* Start *
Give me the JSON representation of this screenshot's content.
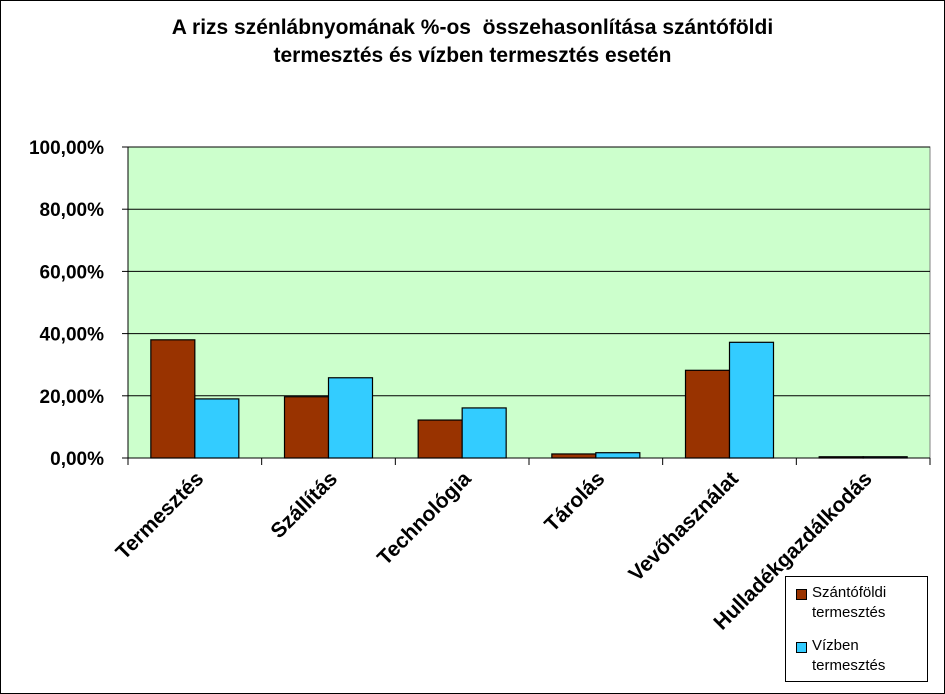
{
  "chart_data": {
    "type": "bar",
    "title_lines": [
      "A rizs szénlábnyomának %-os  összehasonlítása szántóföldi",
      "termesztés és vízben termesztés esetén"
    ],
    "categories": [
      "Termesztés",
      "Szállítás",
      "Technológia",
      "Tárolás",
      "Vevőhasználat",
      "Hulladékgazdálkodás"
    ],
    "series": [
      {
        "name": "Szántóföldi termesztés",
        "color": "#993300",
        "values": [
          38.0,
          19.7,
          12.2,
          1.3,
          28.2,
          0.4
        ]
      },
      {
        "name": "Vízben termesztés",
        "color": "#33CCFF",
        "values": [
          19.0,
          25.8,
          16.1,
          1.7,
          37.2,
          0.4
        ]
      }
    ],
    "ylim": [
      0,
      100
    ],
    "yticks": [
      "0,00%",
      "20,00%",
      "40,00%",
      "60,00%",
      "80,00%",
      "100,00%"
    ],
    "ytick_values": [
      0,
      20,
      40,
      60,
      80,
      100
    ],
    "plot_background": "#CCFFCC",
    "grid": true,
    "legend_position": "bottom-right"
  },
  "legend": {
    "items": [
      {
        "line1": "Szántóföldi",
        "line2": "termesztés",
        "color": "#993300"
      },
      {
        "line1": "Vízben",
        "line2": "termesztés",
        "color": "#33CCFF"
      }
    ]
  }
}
* End *
* Start *
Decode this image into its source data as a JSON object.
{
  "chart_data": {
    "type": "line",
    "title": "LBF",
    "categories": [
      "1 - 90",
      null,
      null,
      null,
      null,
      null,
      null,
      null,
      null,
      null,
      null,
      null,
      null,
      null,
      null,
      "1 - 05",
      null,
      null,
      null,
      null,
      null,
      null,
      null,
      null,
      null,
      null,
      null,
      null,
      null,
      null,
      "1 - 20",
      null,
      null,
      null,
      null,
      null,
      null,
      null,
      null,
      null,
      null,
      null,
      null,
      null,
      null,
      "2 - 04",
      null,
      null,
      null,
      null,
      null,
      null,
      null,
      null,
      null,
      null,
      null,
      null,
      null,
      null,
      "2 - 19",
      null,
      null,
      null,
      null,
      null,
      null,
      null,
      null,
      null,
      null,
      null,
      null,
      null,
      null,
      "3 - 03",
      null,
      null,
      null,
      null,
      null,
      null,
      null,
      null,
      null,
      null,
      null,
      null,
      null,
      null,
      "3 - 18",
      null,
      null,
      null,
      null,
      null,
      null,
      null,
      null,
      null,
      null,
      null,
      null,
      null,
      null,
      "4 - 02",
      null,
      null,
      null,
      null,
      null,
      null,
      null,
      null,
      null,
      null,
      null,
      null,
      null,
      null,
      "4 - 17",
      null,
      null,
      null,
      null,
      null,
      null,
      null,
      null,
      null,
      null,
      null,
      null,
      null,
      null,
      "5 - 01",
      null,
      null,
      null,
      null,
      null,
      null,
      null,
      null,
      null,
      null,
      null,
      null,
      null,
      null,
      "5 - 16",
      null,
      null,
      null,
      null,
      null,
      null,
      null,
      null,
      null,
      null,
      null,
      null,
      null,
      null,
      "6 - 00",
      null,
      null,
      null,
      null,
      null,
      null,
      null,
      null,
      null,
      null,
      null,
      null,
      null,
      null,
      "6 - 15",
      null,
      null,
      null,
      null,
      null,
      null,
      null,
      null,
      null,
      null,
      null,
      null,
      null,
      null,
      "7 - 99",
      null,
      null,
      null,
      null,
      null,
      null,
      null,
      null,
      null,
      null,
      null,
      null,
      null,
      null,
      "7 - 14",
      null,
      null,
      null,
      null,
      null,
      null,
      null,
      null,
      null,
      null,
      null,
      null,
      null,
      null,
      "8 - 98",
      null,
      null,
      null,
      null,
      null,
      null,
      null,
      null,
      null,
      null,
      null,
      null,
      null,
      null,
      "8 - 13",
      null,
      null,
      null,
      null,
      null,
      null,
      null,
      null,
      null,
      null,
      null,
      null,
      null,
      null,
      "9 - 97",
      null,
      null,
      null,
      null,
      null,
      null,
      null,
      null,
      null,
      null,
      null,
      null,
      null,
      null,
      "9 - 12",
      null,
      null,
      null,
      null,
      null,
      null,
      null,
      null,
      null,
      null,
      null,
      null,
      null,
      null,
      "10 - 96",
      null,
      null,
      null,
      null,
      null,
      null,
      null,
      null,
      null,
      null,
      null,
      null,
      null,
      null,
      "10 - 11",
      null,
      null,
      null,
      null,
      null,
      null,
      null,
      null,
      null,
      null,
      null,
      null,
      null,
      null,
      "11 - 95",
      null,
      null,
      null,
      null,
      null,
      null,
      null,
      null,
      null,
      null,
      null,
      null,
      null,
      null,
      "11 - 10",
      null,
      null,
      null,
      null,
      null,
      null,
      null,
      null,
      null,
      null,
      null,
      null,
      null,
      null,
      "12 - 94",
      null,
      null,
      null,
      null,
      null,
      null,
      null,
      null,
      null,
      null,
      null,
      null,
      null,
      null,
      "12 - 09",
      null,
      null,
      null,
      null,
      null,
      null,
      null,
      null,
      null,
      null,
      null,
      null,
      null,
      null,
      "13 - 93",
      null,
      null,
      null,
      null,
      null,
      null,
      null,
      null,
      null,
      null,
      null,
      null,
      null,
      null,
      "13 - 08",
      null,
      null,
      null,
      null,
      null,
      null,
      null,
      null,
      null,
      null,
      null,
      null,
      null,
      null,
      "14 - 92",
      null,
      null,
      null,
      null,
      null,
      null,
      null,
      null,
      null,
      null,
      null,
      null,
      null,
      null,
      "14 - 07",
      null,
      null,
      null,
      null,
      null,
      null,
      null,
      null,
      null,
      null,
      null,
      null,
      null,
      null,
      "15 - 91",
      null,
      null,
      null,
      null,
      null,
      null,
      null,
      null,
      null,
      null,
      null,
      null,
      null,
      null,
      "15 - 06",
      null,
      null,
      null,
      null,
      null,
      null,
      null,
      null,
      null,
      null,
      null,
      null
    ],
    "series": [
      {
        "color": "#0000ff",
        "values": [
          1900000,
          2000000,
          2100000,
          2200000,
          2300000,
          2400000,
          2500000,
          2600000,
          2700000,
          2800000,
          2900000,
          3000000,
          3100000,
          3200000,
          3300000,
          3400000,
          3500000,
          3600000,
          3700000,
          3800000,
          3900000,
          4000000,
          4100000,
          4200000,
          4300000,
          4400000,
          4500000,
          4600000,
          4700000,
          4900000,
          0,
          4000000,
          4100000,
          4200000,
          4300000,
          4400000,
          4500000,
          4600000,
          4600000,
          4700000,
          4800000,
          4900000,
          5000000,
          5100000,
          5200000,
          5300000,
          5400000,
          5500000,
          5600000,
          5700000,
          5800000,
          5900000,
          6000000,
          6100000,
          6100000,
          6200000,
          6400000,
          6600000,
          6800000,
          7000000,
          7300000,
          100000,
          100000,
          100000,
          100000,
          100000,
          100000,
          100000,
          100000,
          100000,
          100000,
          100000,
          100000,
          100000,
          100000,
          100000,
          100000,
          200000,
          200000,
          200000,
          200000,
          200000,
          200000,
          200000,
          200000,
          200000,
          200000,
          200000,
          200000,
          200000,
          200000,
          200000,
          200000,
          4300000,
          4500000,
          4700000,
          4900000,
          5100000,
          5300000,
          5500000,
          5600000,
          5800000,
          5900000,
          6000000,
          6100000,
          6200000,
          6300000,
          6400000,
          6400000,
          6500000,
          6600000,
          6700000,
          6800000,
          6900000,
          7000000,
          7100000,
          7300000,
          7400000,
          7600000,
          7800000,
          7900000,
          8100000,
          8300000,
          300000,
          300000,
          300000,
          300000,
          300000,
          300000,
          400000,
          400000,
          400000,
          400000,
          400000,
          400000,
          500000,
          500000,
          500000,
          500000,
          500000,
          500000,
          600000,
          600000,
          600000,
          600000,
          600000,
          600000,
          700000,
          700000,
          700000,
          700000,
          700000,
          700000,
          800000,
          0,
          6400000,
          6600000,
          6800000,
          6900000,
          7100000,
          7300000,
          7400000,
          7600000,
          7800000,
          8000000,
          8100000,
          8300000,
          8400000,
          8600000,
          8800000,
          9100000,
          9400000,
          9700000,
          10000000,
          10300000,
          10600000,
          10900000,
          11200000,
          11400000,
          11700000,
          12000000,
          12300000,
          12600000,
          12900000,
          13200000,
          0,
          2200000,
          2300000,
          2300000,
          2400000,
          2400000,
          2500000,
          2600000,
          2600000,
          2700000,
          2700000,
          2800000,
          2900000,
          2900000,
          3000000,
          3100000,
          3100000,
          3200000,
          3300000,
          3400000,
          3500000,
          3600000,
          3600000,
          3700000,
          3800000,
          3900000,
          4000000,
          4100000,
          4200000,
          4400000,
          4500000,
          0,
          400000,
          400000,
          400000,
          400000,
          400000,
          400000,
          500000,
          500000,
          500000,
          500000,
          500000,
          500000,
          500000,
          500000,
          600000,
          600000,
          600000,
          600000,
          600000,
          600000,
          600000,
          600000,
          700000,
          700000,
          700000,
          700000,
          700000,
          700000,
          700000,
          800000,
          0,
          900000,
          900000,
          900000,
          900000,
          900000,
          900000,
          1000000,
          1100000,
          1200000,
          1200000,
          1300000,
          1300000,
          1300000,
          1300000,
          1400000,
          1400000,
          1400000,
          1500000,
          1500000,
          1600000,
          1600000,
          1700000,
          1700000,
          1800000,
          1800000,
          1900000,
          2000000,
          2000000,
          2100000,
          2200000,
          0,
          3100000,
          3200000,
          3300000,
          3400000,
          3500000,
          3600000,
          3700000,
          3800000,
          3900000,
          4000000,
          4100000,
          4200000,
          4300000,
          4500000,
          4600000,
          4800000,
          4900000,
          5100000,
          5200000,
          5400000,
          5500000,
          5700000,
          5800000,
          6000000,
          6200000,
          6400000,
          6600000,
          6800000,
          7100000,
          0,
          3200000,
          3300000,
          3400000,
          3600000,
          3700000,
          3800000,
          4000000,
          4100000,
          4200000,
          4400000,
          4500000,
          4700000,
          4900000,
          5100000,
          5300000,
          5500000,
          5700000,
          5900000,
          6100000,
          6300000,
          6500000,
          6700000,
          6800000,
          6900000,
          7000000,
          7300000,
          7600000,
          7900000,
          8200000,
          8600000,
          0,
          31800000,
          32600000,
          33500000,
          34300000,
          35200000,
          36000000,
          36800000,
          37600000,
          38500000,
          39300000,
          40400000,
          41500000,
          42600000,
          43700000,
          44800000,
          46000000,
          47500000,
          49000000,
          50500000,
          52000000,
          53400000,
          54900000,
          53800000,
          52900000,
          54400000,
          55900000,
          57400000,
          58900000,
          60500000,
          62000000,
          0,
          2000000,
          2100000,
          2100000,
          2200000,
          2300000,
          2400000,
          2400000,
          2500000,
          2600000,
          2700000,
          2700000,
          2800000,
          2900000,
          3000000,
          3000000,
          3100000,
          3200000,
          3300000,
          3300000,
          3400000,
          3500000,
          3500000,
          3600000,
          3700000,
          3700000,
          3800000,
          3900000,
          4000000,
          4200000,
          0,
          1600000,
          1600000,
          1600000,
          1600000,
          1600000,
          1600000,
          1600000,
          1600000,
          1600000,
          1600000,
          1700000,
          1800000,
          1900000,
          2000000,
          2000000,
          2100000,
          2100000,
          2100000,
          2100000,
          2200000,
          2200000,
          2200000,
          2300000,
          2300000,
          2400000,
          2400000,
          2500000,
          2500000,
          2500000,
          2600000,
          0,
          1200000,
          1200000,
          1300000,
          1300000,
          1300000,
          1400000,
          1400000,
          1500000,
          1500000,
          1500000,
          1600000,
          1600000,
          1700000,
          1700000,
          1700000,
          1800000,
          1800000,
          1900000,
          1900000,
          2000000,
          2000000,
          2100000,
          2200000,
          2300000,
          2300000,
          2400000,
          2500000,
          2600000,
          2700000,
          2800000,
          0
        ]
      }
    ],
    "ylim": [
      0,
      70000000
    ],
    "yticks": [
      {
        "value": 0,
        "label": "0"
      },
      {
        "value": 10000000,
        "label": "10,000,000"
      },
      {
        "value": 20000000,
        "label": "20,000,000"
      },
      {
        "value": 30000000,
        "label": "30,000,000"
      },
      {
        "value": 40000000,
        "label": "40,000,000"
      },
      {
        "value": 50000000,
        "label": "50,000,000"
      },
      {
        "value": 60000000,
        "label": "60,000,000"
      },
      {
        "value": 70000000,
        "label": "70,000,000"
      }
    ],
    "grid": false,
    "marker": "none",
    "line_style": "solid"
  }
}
* End *
Work to complete. From the data, list each line in which the string "JSON" appears.

Exercise response.
Give me the JSON representation of this screenshot's content.
Decode this image into its source data as a JSON object.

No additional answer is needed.